Das wäre mein Ansatz. Indem ich aber nirgendwo schliesse (weder rs, noch stmt's, noch con's) wirft es mir von Zeit zu Zeit Connection errors. 
Daher die Frage: Ist der Ansatz richtig?????

Danke für eure Hilfe
Juergen


----------



## Roar (8. Sep 2005)

ich find das design irgendwie nicht so gut, da:
MainProgram.DBANSCon.rs = MainProgram.DBANSCon.stmt.executeQuery("selectabfrage"); 
geh ich mal davon aus, dass die variable in MainProgram statisch und öffentlich ist? das sieht nich schön aus. sorge lieber dafür, dass alle klassen, die die dbconnection brauchen, die instanz von CBANSCon (der name gefällt mir auch nich ^^) übergeben bekommen, oder mach die klasse als singleton.
außerdem wärs noch besser, du würdest alle sachen die mit datenbankabfragen zu tun haben irgendwo abkapseln. das versuchst du vielleicht schon, aber so wirklich abgekapselt ist das nicht, wenn du aus einer anderen klasse raus die sql queries ausführst. mach lieber methoden in deiner datenbankklasse, die die abfragen ausführen und dir schon deine benötigte datenstruktur zurückgeben.

- _DATENSATZ_:
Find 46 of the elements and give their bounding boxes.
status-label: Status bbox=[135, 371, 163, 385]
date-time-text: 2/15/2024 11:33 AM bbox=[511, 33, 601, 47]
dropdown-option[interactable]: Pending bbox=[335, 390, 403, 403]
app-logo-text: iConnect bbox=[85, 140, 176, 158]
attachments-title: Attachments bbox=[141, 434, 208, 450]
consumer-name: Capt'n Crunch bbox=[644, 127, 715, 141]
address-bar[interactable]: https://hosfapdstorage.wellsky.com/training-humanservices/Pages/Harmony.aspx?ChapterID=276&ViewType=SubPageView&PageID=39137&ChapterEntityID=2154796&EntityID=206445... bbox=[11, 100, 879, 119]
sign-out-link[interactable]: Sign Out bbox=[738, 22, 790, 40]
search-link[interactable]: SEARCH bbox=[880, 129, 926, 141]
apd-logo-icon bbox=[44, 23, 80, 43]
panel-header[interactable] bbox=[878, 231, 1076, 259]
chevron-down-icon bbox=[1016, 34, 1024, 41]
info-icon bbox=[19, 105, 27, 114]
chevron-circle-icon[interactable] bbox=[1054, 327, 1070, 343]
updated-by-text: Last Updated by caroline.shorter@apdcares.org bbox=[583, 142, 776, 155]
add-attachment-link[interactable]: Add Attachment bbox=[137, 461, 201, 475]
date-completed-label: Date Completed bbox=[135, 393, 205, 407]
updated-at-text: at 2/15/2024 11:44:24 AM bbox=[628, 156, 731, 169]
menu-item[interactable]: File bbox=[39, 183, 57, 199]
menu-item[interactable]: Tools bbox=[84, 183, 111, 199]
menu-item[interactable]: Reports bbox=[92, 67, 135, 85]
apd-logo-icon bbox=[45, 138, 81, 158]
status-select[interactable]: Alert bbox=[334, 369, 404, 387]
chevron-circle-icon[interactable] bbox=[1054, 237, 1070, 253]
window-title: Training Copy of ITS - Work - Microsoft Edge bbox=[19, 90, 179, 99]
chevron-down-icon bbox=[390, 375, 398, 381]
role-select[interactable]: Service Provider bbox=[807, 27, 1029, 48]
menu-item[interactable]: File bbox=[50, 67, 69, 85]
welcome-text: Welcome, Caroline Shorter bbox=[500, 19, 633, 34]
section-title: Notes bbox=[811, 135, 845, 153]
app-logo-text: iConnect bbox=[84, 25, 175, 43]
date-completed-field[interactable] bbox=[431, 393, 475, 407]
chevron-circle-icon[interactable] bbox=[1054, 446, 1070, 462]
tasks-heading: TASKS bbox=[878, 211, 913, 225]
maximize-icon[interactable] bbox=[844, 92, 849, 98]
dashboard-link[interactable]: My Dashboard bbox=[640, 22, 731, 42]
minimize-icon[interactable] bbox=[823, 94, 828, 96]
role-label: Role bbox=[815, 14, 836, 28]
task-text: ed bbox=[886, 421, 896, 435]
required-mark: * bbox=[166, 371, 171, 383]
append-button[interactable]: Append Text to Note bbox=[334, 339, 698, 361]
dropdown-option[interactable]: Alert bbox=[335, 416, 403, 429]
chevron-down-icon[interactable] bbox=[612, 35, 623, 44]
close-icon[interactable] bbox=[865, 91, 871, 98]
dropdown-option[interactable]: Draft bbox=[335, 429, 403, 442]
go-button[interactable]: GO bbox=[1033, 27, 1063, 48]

- _AUFGABE A_:
Welche Fehler bekommt Juergen laut dem Ausgangstext über Datenbankverbindungen von Zeit zu Zeit, weil er nichts schließt?
- _AUFGABE B_:
Schreib den Ausgangstext über Datenbankverbindungen nach seinem letzten Satz weiter.

- _ANTWORT A_:
Connection errors.

- _ANTWORT B_:
----------



## Guest (8. Sep 2005)

Du hast recht - die Variablen sind statisch und öffentlich.
Methoden in die DB-Klasse reinsetzen hört sich verdammt gut an, aber da gibt es, denke ich, Probleme.
Wenn ich es richtig verstehe soll ich aus jener Klasse, aus der ich die Datenbankabfrage starte die Klasse DBANSCon instanzieren (der Name ist in Ordnung) und die selectabfrage and die DBANSCon übergeben!?
Wenn denn das so ist - Was passiert wenn diese eine Methode von mehreren Klassen parallel aufgerufen wird?
Bekomme ich da nicht ein ZeitProblem?


----------



## Guest (8. Sep 2005)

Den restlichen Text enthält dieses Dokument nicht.